(Recorded data)

+++++

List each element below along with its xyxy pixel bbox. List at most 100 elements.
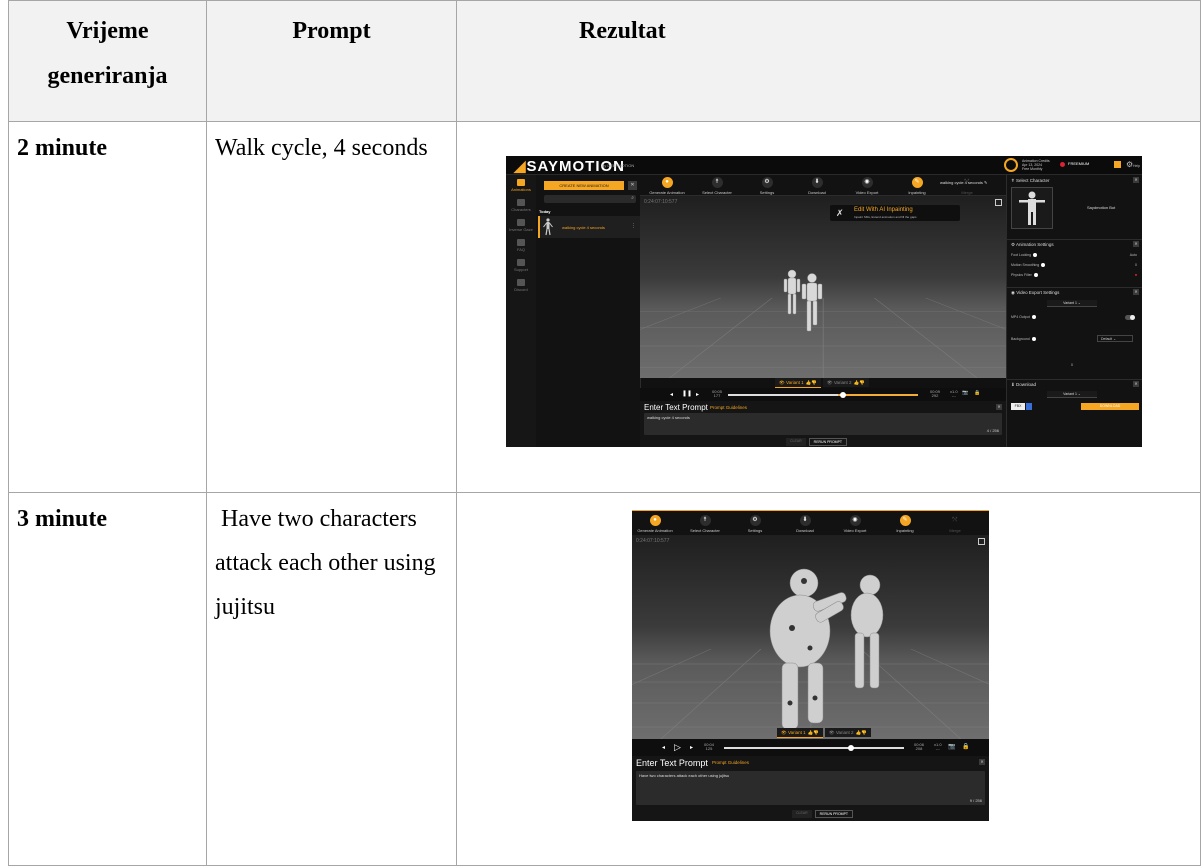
pause-icon[interactable]: ❚❚ bbox=[682, 390, 692, 397]
camera-icon[interactable]: 📷 bbox=[948, 743, 955, 750]
book-icon bbox=[517, 239, 525, 246]
char-counter: 4 / 256 bbox=[986, 428, 999, 433]
timeline-slider[interactable] bbox=[728, 392, 918, 398]
collapse-icon[interactable]: ✕ bbox=[1133, 241, 1139, 247]
background-number: 0 bbox=[1071, 363, 1073, 367]
speed-control[interactable]: x1.0 --- bbox=[950, 390, 958, 398]
character-icon bbox=[1019, 191, 1045, 225]
close-prompt-icon[interactable]: ✕ bbox=[979, 759, 985, 765]
collapse-icon[interactable]: ✕ bbox=[1133, 381, 1139, 387]
timeline-slider[interactable] bbox=[724, 745, 904, 751]
prev-icon[interactable]: ◂ bbox=[670, 391, 673, 398]
rerun-prompt-button[interactable]: RERUN PROMPT bbox=[814, 810, 854, 818]
current-time: 00:05 177 bbox=[712, 389, 723, 398]
clear-button[interactable]: CLEAR bbox=[786, 438, 806, 446]
prompt-guidelines-link[interactable]: Prompt Guidelines bbox=[712, 760, 749, 765]
toolbar-select-character[interactable]: ☨ Select Character bbox=[692, 177, 742, 195]
motion-smoothing-label: Motion Smoothing bbox=[1011, 263, 1046, 268]
character-thumbnail[interactable] bbox=[1011, 187, 1053, 229]
toolbar-download[interactable]: ⬇ Download bbox=[780, 515, 830, 533]
lock-icon[interactable]: 🔒 bbox=[962, 743, 969, 750]
figure-icon: ☨ bbox=[711, 177, 723, 188]
saymotion-screenshot-jujitsu: ● Generate Animation ☨ Select Character ⚙ S… bbox=[632, 510, 989, 821]
export-variant-select[interactable]: Variant 1 ⌄ bbox=[1047, 300, 1097, 307]
record-icon: ◉ bbox=[849, 515, 861, 526]
rerun-prompt-button[interactable]: RERUN PROMPT bbox=[808, 438, 848, 446]
left-nav-rail: Animations Characters Inverse Gaze FAQ S… bbox=[506, 175, 536, 447]
rail-item-discord[interactable]: Discord bbox=[506, 279, 536, 292]
prompt-guidelines-link[interactable]: Prompt Guidelines bbox=[710, 405, 747, 410]
next-icon[interactable]: ▸ bbox=[696, 391, 699, 398]
rail-item-support[interactable]: Support bbox=[506, 259, 536, 272]
fullscreen-icon[interactable] bbox=[995, 199, 1002, 206]
variant-1-tab[interactable]: 👁 Variant 1 👍👎 bbox=[775, 378, 821, 388]
clear-button[interactable]: CLEAR bbox=[792, 810, 812, 818]
toolbar-inpainting[interactable]: ✎ Inpainting bbox=[880, 515, 930, 533]
app-topbar: ◢SAYMOTION by DEEPMOTION Animation Credi… bbox=[506, 156, 1142, 175]
more-options-icon[interactable]: ⋮ bbox=[631, 223, 636, 229]
prompt-value: Have two characters attack each other us… bbox=[215, 506, 442, 620]
fullscreen-icon[interactable] bbox=[978, 538, 985, 545]
motion-smoothing-value[interactable]: 0 bbox=[1135, 263, 1137, 267]
prev-icon[interactable]: ◂ bbox=[662, 744, 665, 751]
table-row: 3 minute Have two characters attack each… bbox=[8, 492, 1201, 866]
inpainting-banner[interactable]: ✗ Edit With AI Inpainting Inpaint SMs, E… bbox=[830, 205, 960, 221]
collapse-icon[interactable]: ✕ bbox=[1133, 177, 1139, 183]
foot-locking-value[interactable]: Auto bbox=[1130, 253, 1137, 257]
credits-widget[interactable]: Animation Credits Apr 13, 2024 Free Mont… bbox=[1004, 158, 1140, 172]
select-character-section: ✝ Select Character ✕ Saydmotion Bot bbox=[1007, 175, 1142, 240]
header-cell-prompt: Prompt bbox=[206, 0, 457, 122]
history-list-item[interactable]: walking cycle 4 seconds ⋮ bbox=[538, 216, 640, 238]
history-search-input[interactable]: ⌕ bbox=[544, 195, 636, 203]
toolbar-select-character[interactable]: ☨ Select Character bbox=[680, 515, 730, 533]
account-square-icon[interactable] bbox=[1114, 161, 1121, 168]
rail-item-faq[interactable]: FAQ bbox=[506, 239, 536, 252]
close-panel-icon[interactable]: ✕ bbox=[628, 181, 637, 190]
rail-item-characters[interactable]: Characters bbox=[506, 199, 536, 212]
prompt-textarea[interactable]: walking cycle 4 seconds 4 / 256 bbox=[644, 413, 1002, 435]
toolbar-merge[interactable]: ⤲ Merge bbox=[930, 515, 980, 533]
download-heading: ⬇ Download bbox=[1011, 382, 1037, 387]
download-variant-select[interactable]: Variant 1 ⌄ bbox=[1047, 391, 1097, 398]
rail-item-animations[interactable]: Animations bbox=[506, 179, 536, 192]
toolbar-video-export[interactable]: ◉ Video Export bbox=[830, 515, 880, 533]
animation-title[interactable]: walking cycle 4 seconds ✎ bbox=[940, 180, 987, 185]
header-result: Rezultat bbox=[579, 18, 666, 44]
toolbar-settings[interactable]: ⚙ Settings bbox=[730, 515, 780, 533]
header-cell-result: Rezultat bbox=[456, 0, 1201, 122]
toolbar-video-export[interactable]: ◉ Video Export bbox=[842, 177, 892, 195]
variant-2-tab[interactable]: 👁 Variant 2 👍👎 bbox=[824, 728, 871, 737]
format-dropdown-icon[interactable] bbox=[1026, 403, 1032, 410]
physics-filter-toggle[interactable]: ■ bbox=[1135, 273, 1137, 277]
camera-icon[interactable]: 📷 bbox=[962, 390, 968, 396]
toolbar-download[interactable]: ⬇ Download bbox=[792, 177, 842, 195]
banner-subtitle: Inpaint SMs, Extend animation and fill t… bbox=[854, 215, 917, 219]
help-link[interactable]: Help bbox=[1133, 164, 1140, 168]
variant-2-tab[interactable]: 👁 Variant 2 👍👎 bbox=[822, 378, 869, 387]
play-icon[interactable]: ▷ bbox=[674, 742, 681, 753]
current-time: 00:04 125 bbox=[704, 742, 715, 751]
format-select[interactable]: FBX bbox=[1011, 403, 1025, 410]
next-icon[interactable]: ▸ bbox=[690, 744, 693, 751]
3d-viewport[interactable]: 0:24:07:10:577 ✗ Edit With AI Inpainting… bbox=[640, 196, 1006, 378]
header-cell-time: Vrijeme generiranja bbox=[8, 0, 207, 122]
background-select[interactable]: Default ⌄ bbox=[1097, 335, 1133, 342]
create-new-animation-button[interactable]: CREATE NEW ANIMATION bbox=[544, 181, 624, 190]
lightbulb-icon: ● bbox=[661, 177, 673, 188]
prompt-textarea[interactable]: Have two characters attack each other us… bbox=[636, 771, 985, 805]
toolbar-generate-animation[interactable]: ● Generate Animation bbox=[632, 515, 680, 533]
lock-icon[interactable]: 🔒 bbox=[974, 390, 980, 396]
rail-item-inverse[interactable]: Inverse Gaze bbox=[506, 219, 536, 232]
collapse-icon[interactable]: ✕ bbox=[1133, 289, 1139, 295]
close-prompt-icon[interactable]: ✕ bbox=[996, 404, 1002, 410]
mp4-output-toggle[interactable] bbox=[1125, 315, 1135, 320]
toolbar-settings[interactable]: ⚙ Settings bbox=[742, 177, 792, 195]
download-button[interactable]: DOWNLOAD bbox=[1081, 403, 1139, 410]
toolbar-inpainting[interactable]: ✎ Inpainting bbox=[892, 177, 942, 195]
variant-1-tab[interactable]: 👁 Variant 1 👍👎 bbox=[777, 728, 823, 738]
3d-viewport[interactable]: 0:24:07:10:577 bbox=[632, 535, 989, 739]
results-table: Vrijeme generiranja Prompt Rezultat 2 mi… bbox=[8, 0, 1201, 866]
speed-control[interactable]: x1.0 --- bbox=[934, 743, 942, 751]
toolbar-generate-animation[interactable]: ● Generate Animation bbox=[642, 177, 692, 195]
prompt-cell: Have two characters attack each other us… bbox=[206, 492, 457, 866]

+++++

◆ BRIEF ◆
Reproduce the listing lines between the one holding "pause-icon[interactable]: ❚❚ bbox=[682, 390, 692, 397]" and the one holding "378, 821, 388]", inclusive, swapping "RERUN PROMPT" for "RETRY PROMPT" and leaving everything else unchanged.

◆ SOLUTION ◆
pause-icon[interactable]: ❚❚ bbox=[682, 390, 692, 397]
camera-icon[interactable]: 📷 bbox=[948, 743, 955, 750]
book-icon bbox=[517, 239, 525, 246]
char-counter: 4 / 256 bbox=[986, 428, 999, 433]
timeline-slider[interactable] bbox=[728, 392, 918, 398]
collapse-icon[interactable]: ✕ bbox=[1133, 241, 1139, 247]
background-number: 0 bbox=[1071, 363, 1073, 367]
speed-control[interactable]: x1.0 --- bbox=[950, 390, 958, 398]
character-icon bbox=[1019, 191, 1045, 225]
close-prompt-icon[interactable]: ✕ bbox=[979, 759, 985, 765]
collapse-icon[interactable]: ✕ bbox=[1133, 381, 1139, 387]
timeline-slider[interactable] bbox=[724, 745, 904, 751]
prev-icon[interactable]: ◂ bbox=[670, 391, 673, 398]
rerun-prompt-button[interactable]: RETRY PROMPT bbox=[814, 810, 854, 818]
current-time: 00:05 177 bbox=[712, 389, 723, 398]
clear-button[interactable]: CLEAR bbox=[786, 438, 806, 446]
prompt-guidelines-link[interactable]: Prompt Guidelines bbox=[712, 760, 749, 765]
toolbar-select-character[interactable]: ☨ Select Character bbox=[692, 177, 742, 195]
motion-smoothing-label: Motion Smoothing bbox=[1011, 263, 1046, 268]
character-thumbnail[interactable] bbox=[1011, 187, 1053, 229]
toolbar-download[interactable]: ⬇ Download bbox=[780, 515, 830, 533]
lock-icon[interactable]: 🔒 bbox=[962, 743, 969, 750]
figure-icon: ☨ bbox=[711, 177, 723, 188]
saymotion-screenshot-jujitsu: ● Generate Animation ☨ Select Character ⚙ S… bbox=[632, 510, 989, 821]
export-variant-select[interactable]: Variant 1 ⌄ bbox=[1047, 300, 1097, 307]
record-icon: ◉ bbox=[849, 515, 861, 526]
rerun-prompt-button[interactable]: RETRY PROMPT bbox=[808, 438, 848, 446]
left-nav-rail: Animations Characters Inverse Gaze FAQ S… bbox=[506, 175, 536, 447]
rail-item-discord[interactable]: Discord bbox=[506, 279, 536, 292]
prompt-guidelines-link[interactable]: Prompt Guidelines bbox=[710, 405, 747, 410]
next-icon[interactable]: ▸ bbox=[696, 391, 699, 398]
rail-item-support[interactable]: Support bbox=[506, 259, 536, 272]
fullscreen-icon[interactable] bbox=[995, 199, 1002, 206]
variant-1-tab[interactable]: 👁 Variant 1 👍👎 bbox=[775, 378, 821, 388]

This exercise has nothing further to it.